Problem details — List the lines of this listing that hold the word "choses".

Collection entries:
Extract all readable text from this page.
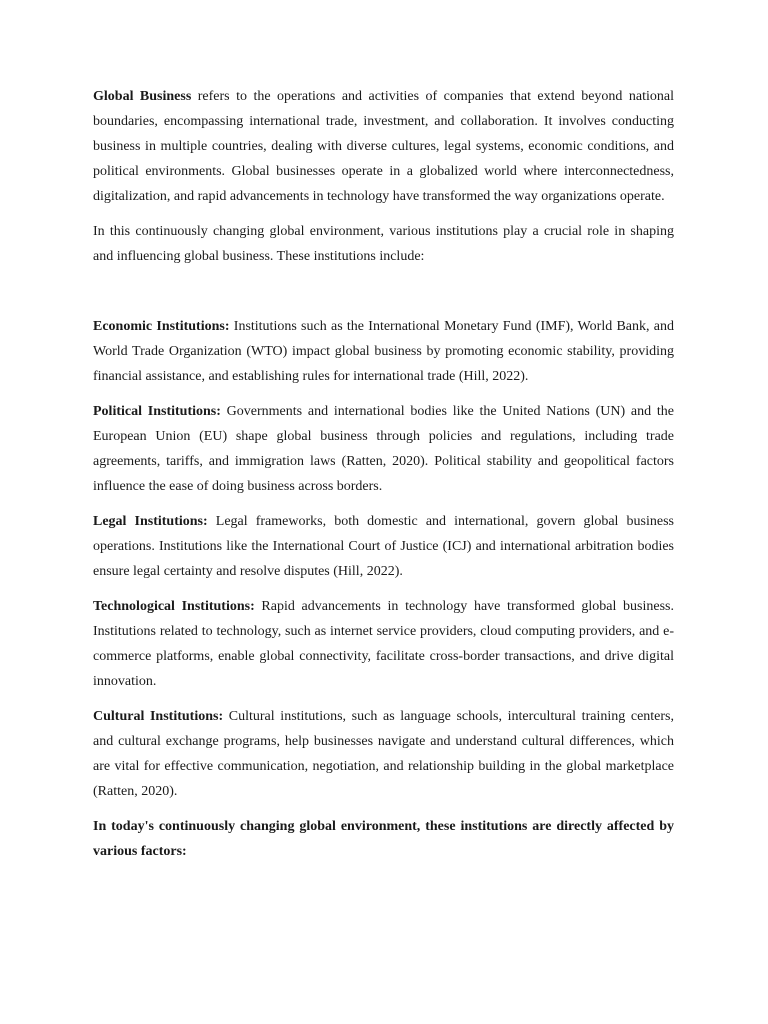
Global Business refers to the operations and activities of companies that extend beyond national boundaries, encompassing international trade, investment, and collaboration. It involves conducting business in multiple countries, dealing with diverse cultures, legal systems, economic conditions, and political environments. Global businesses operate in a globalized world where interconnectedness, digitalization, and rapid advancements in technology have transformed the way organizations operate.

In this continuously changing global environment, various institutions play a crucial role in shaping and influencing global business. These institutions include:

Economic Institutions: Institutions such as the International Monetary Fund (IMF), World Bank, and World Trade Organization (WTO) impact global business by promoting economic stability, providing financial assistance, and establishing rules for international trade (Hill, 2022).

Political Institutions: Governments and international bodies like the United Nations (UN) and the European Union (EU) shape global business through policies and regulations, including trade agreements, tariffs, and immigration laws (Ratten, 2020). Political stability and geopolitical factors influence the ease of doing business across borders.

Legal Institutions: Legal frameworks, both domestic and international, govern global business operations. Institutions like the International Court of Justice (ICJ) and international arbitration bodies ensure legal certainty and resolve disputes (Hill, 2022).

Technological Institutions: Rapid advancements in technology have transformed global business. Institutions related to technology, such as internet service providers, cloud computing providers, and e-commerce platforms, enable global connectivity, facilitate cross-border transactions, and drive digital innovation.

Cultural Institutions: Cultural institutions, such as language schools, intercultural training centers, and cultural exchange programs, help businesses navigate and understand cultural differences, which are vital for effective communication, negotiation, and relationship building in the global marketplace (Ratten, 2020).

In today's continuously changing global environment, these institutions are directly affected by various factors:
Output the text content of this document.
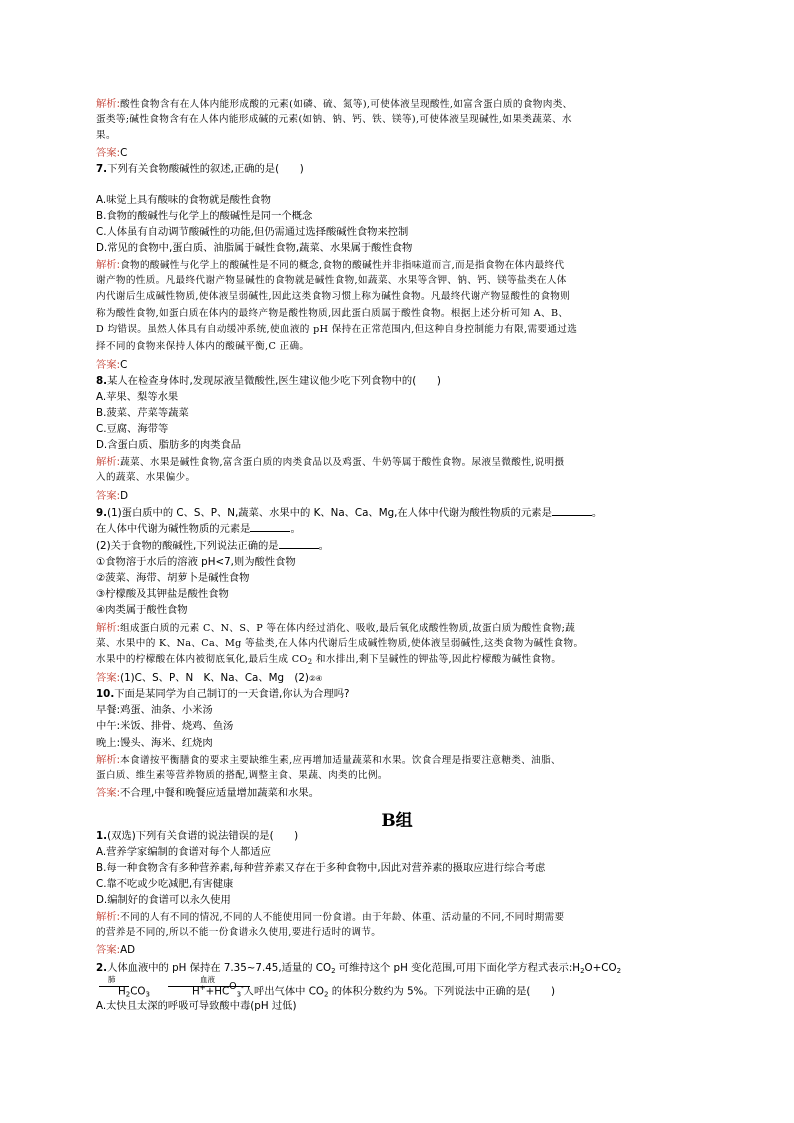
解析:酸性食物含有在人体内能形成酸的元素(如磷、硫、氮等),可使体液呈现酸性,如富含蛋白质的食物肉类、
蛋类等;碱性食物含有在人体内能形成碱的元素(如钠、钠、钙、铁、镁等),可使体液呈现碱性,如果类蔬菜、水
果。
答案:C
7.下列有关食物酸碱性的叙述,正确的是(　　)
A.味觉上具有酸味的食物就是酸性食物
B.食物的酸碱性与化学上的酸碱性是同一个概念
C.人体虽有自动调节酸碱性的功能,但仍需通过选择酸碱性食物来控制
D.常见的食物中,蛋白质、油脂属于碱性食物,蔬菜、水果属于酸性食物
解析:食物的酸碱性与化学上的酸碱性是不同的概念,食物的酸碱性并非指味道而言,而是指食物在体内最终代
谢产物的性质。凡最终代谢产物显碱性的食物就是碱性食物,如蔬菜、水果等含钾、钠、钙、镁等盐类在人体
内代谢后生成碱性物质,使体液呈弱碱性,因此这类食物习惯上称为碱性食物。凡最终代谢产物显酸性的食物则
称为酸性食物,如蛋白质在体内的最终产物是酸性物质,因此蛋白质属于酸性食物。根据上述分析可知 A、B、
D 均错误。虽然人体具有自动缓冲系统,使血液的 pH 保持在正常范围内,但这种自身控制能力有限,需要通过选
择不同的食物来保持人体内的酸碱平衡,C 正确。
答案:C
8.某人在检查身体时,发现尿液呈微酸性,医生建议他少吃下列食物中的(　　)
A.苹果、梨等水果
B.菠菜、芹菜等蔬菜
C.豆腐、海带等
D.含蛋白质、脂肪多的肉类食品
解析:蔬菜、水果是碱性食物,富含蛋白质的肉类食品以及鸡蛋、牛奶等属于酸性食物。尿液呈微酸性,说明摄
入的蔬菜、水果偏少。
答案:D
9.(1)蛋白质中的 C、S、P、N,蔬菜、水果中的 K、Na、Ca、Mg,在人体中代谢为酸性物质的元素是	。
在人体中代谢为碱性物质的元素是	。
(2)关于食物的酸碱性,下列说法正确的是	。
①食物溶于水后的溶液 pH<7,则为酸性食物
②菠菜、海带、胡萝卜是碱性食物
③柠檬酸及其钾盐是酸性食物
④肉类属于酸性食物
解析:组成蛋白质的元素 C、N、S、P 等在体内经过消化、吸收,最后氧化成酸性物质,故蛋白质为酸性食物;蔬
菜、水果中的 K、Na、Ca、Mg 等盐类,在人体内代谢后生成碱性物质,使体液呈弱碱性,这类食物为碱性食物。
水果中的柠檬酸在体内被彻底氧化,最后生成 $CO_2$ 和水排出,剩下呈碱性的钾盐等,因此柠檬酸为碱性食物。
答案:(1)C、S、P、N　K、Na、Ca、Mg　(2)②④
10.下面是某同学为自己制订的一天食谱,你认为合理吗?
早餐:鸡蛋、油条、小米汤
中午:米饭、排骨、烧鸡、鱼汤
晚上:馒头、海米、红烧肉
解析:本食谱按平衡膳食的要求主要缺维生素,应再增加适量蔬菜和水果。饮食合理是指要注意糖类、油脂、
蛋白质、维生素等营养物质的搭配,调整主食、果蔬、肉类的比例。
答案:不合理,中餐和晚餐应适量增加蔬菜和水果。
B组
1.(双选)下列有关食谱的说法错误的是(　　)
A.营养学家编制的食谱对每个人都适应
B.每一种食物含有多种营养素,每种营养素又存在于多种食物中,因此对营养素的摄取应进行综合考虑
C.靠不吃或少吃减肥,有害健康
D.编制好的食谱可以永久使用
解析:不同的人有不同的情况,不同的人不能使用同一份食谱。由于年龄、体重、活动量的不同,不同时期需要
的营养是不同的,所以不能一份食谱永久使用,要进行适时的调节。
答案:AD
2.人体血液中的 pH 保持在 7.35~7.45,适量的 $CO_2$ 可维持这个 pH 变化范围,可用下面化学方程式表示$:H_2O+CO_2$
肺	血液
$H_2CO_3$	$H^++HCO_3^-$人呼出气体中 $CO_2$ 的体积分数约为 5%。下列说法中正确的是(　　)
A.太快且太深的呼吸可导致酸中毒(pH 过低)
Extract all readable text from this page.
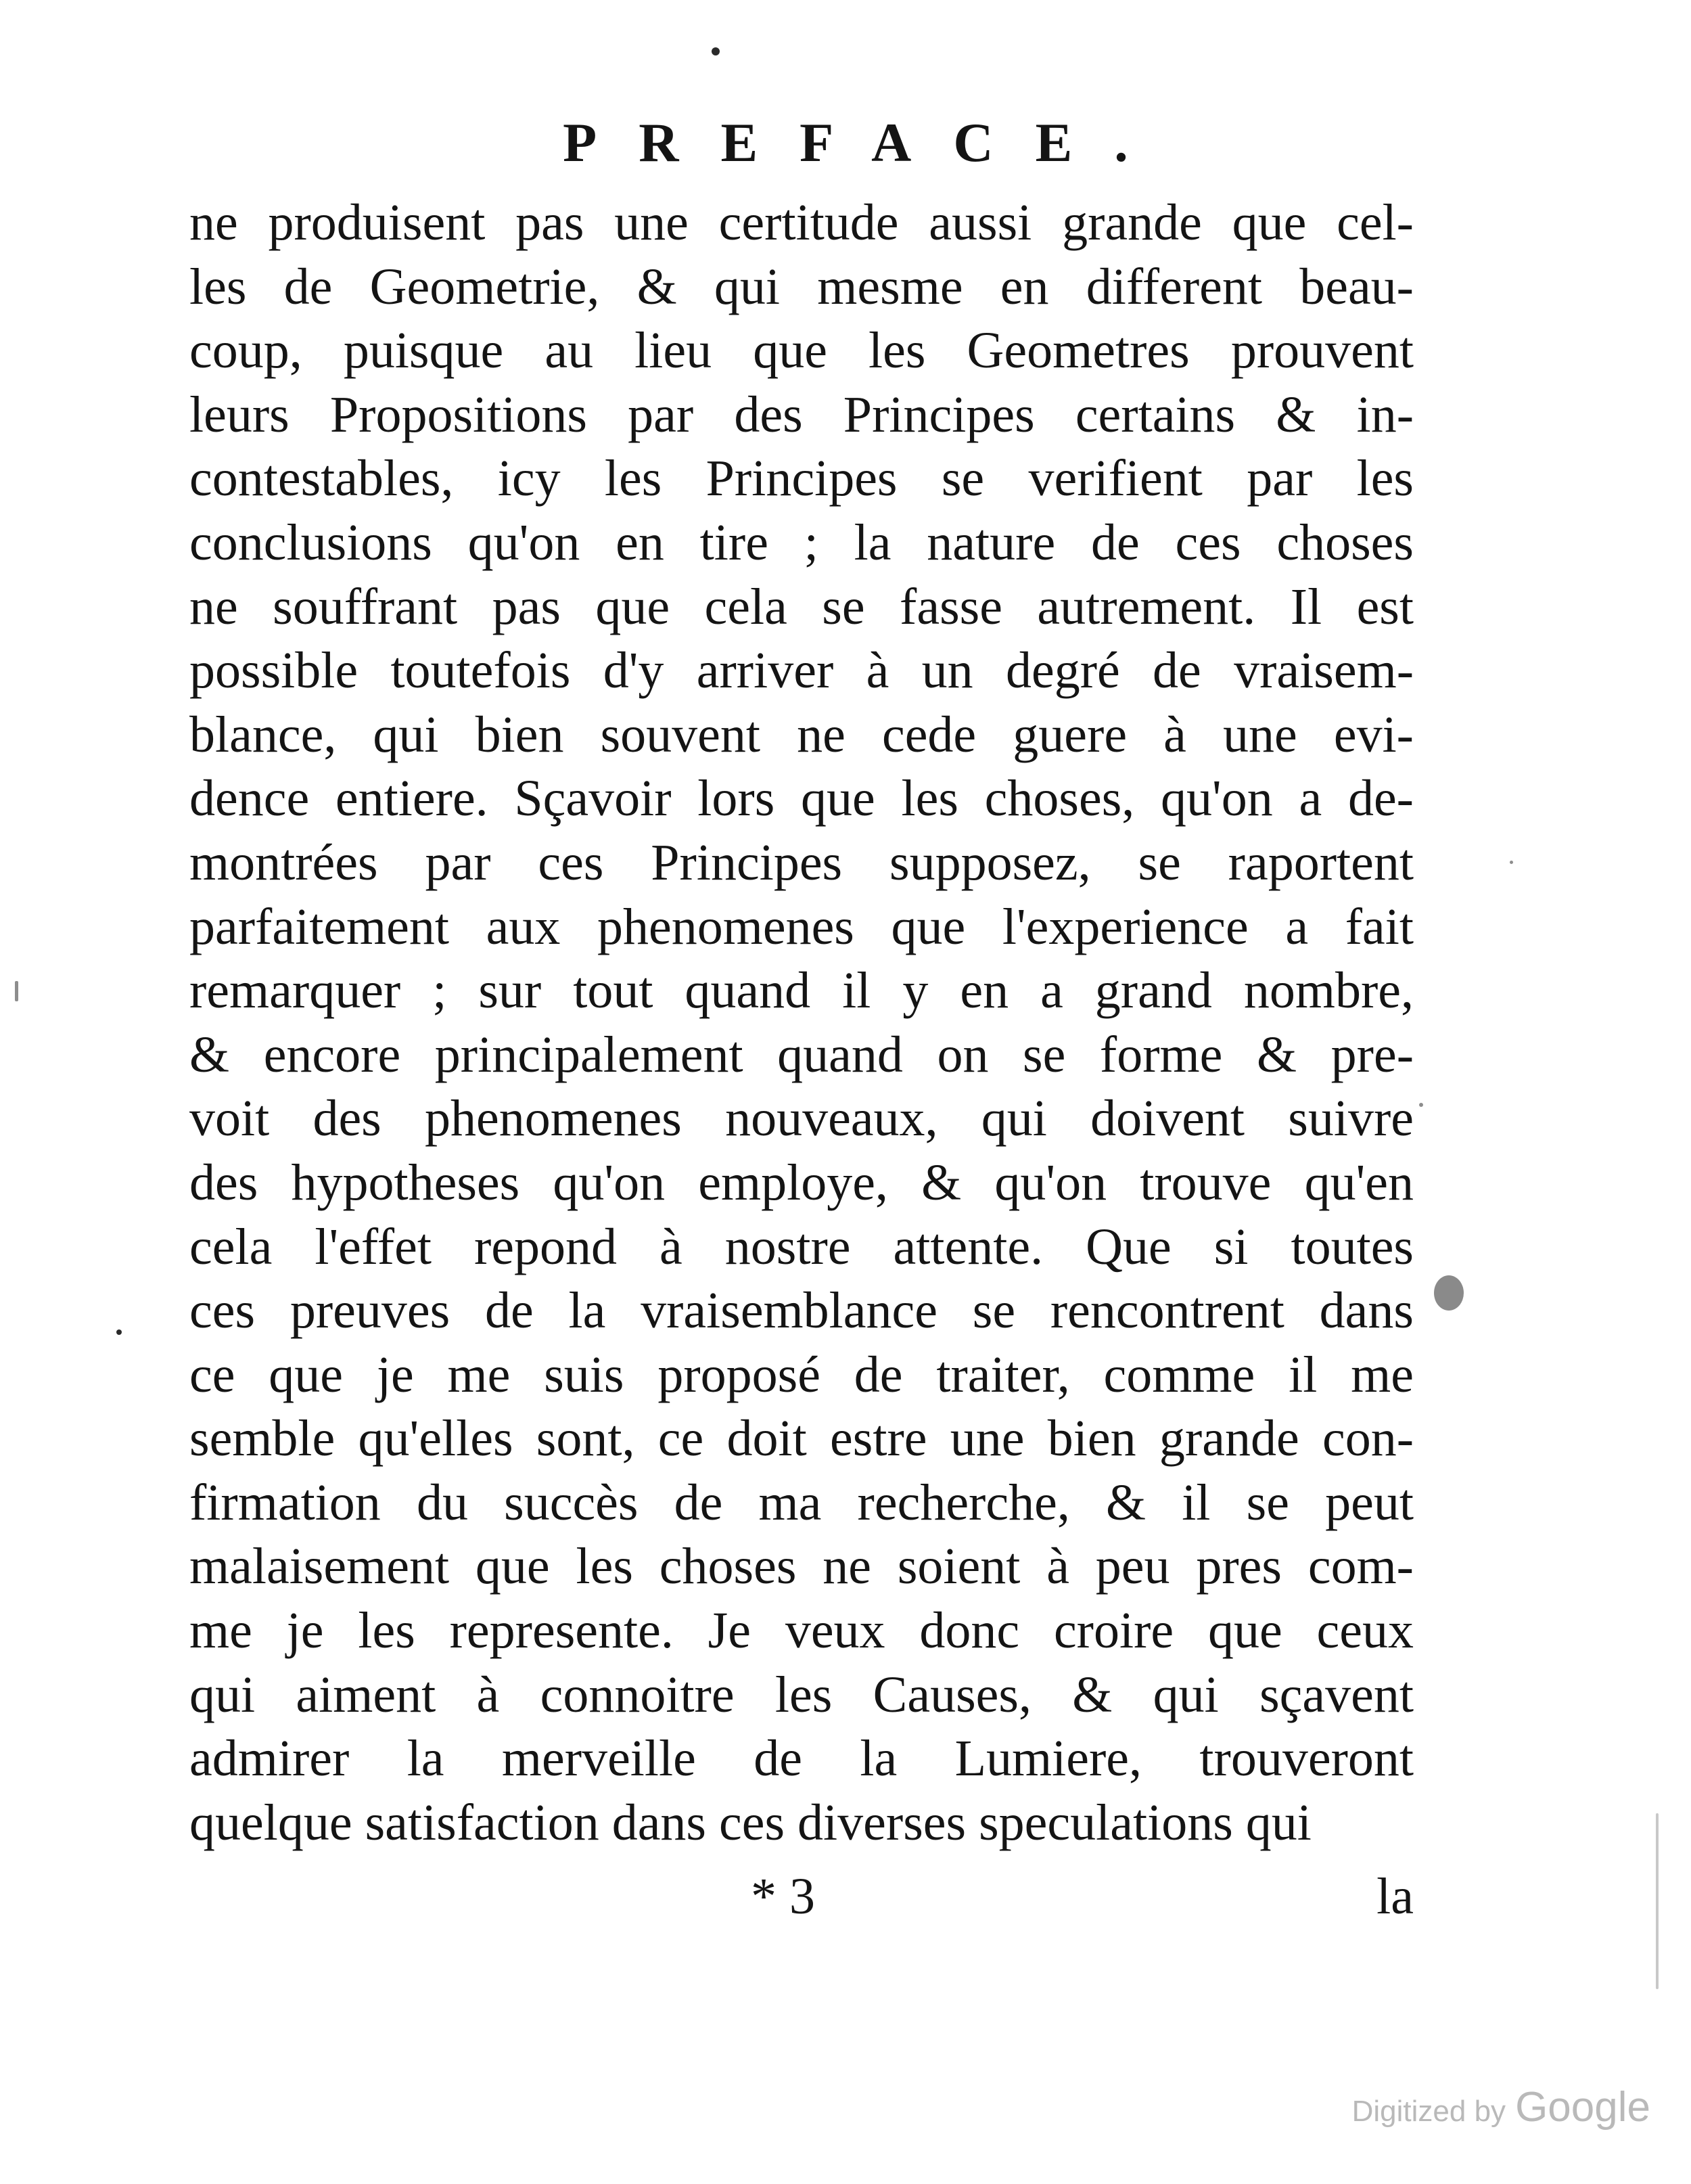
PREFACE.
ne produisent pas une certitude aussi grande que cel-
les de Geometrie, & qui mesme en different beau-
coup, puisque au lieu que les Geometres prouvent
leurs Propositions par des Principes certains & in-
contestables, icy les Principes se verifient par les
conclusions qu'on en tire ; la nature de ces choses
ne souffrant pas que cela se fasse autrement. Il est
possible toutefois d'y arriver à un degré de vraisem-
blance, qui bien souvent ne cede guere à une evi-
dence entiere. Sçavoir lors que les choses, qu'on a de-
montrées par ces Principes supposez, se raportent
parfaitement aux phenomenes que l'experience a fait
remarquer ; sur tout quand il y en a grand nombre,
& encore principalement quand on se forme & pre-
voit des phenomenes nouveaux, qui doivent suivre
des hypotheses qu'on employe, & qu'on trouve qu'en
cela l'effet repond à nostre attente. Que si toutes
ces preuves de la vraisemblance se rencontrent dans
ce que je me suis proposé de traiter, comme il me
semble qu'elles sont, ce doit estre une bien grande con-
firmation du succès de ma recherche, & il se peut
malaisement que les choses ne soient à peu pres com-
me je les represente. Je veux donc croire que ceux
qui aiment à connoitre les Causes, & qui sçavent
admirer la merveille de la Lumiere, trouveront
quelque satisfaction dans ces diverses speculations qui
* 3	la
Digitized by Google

Problem solution —
conclusions qu'on en tire ; la nature de ces choses
dence entiere. Sçavoir lors que les choses, qu'on a de-
malaisement que les choses ne soient à peu pres com-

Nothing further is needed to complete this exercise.